Answer with one number only: the number of lines that contain "按照香港公認會計原則所編製的資產負債表".

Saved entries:
┄┄┄┄┄┄┄┄┄┄┄┄┄┄┄┄┄┄┄┄

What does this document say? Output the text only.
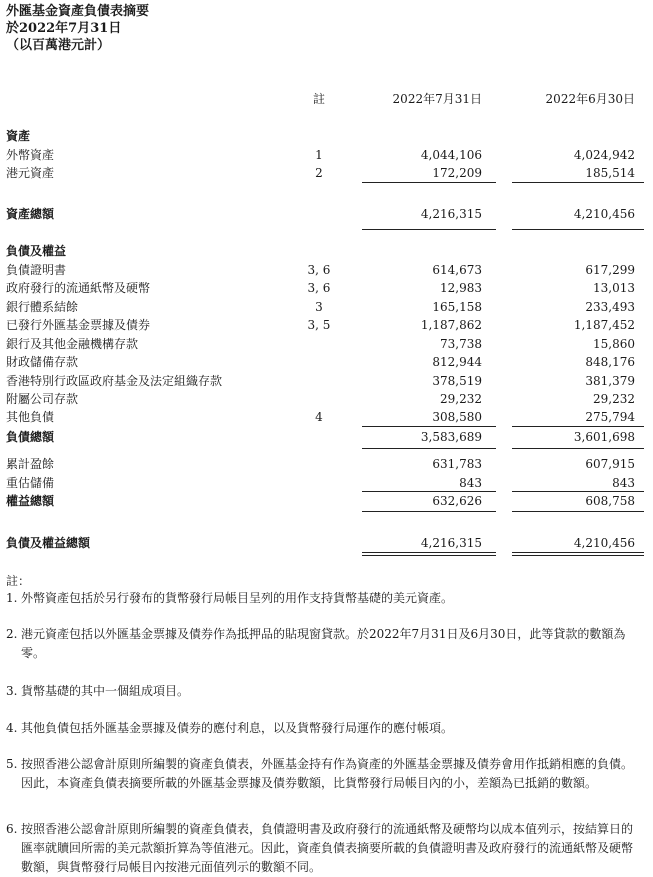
外匯基金資產負債表摘要
於2022年7月31日
（以百萬港元計）
註	2022年7月31日	2022年6月30日
資產
外幣資產	1	4,044,106	4,024,942
港元資產	2	172,209	185,514
資產總額	4,216,315	4,210,456
負債及權益
負債證明書	3, 6	614,673	617,299
政府發行的流通紙幣及硬幣	3, 6	12,983	13,013
銀行體系結餘	3	165,158	233,493
已發行外匯基金票據及債券	3, 5	1,187,862	1,187,452
銀行及其他金融機構存款	73,738	15,860
財政儲備存款	812,944	848,176
香港特別行政區政府基金及法定組織存款	378,519	381,379
附屬公司存款	29,232	29,232
其他負債	4	308,580	275,794
負債總額	3,583,689	3,601,698
累計盈餘	631,783	607,915
重估儲備	843	843
權益總額	632,626	608,758
負債及權益總額	4,216,315	4,210,456
註：
1. 外幣資產包括於另行發布的貨幣發行局帳目呈列的用作支持貨幣基礎的美元資產。
2. 港元資產包括以外匯基金票據及債券作為抵押品的貼現窗貸款。於2022年7月31日及6月30日，此等貸款的數額為零。
3. 貨幣基礎的其中一個組成項目。
4. 其他負債包括外匯基金票據及債券的應付利息，以及貨幣發行局運作的應付帳項。
5. 按照香港公認會計原則所編製的資產負債表，外匯基金持有作為資產的外匯基金票據及債券會用作抵銷相應的負債。因此，本資產負債表摘要所載的外匯基金票據及債券數額，比貨幣發行局帳目內的小，差額為已抵銷的數額。
6. 按照香港公認會計原則所編製的資產負債表，負債證明書及政府發行的流通紙幣及硬幣均以成本值列示，按結算日的匯率就贖回所需的美元款額折算為等值港元。因此，資產負債表摘要所載的負債證明書及政府發行的流通紙幣及硬幣數額，與貨幣發行局帳目內按港元面值列示的數額不同。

┄┄┄┄┄┄┄┄┄┄┄┄┄┄┄┄┄┄┄┄

- **REPLY TO THE TASK**
2